Scan the listing below. Report each line that includes "hasta".

..............................

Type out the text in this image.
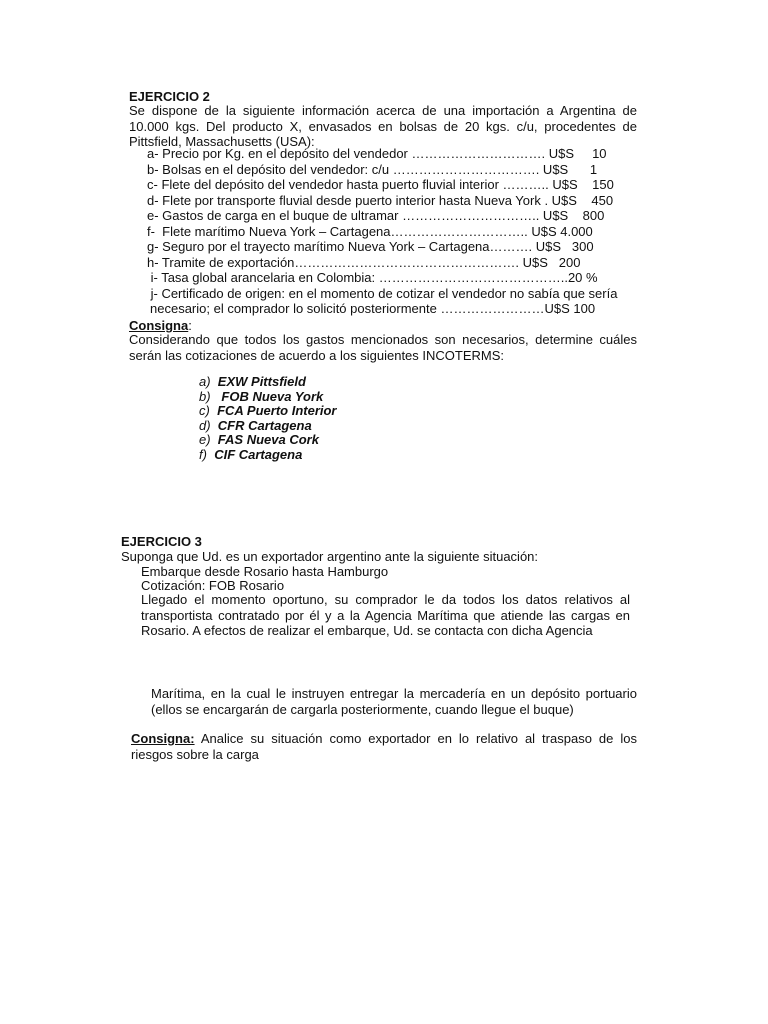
EJERCICIO 2
Se dispone de la siguiente información acerca de una importación a Argentina de 10.000 kgs. Del producto X, envasados en bolsas de 20 kgs. c/u, procedentes de Pittsfield, Massachusetts (USA):
a- Precio por Kg. en el depósito del vendedor …………………………. U$S     10
b- Bolsas en el depósito del vendedor: c/u ……………………………. U$S      1
c- Flete del depósito del vendedor hasta puerto fluvial interior ……….. U$S    150
d- Flete por transporte fluvial desde puerto interior hasta Nueva York . U$S    450
e- Gastos de carga en el buque de ultramar ………………………….. U$S    800
f-  Flete marítimo Nueva York – Cartagena………………………….. U$S 4.000
g- Seguro por el trayecto marítimo Nueva York – Cartagena………. U$S   300
h- Tramite de exportación……………………………………………. U$S   200
i- Tasa global arancelaria en Colombia: ……………………………………..20 %
j- Certificado de origen: en el momento de cotizar el vendedor no sabía que sería
necesario; el comprador lo solicitó posteriormente ……………………U$S 100
Consigna:
Considerando que todos los gastos mencionados son necesarios, determine cuáles serán las cotizaciones de acuerdo a los siguientes INCOTERMS:
a) EXW Pittsfield
b)   FOB Nueva York
c) FCA Puerto Interior
d) CFR Cartagena
e) FAS Nueva Cork
f) CIF Cartagena
EJERCICIO 3
Suponga que Ud. es un exportador argentino ante la siguiente situación:
Embarque desde Rosario hasta Hamburgo
Cotización: FOB Rosario
Llegado el momento oportuno, su comprador le da todos los datos relativos al transportista contratado por él y a la Agencia Marítima que atiende las cargas en Rosario. A efectos de realizar el embarque, Ud. se contacta con dicha Agencia
Marítima, en la cual le instruyen entregar la mercadería en un depósito portuario (ellos se encargarán de cargarla posteriormente, cuando llegue el buque)
Consigna: Analice su situación como exportador en lo relativo al traspaso de los riesgos sobre la carga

..............................

**Result below:**
c- Flete del depósito del vendedor hasta puerto fluvial interior ……….. U$S    150
d- Flete por transporte fluvial desde puerto interior hasta Nueva York . U$S    450
Embarque desde Rosario hasta Hamburgo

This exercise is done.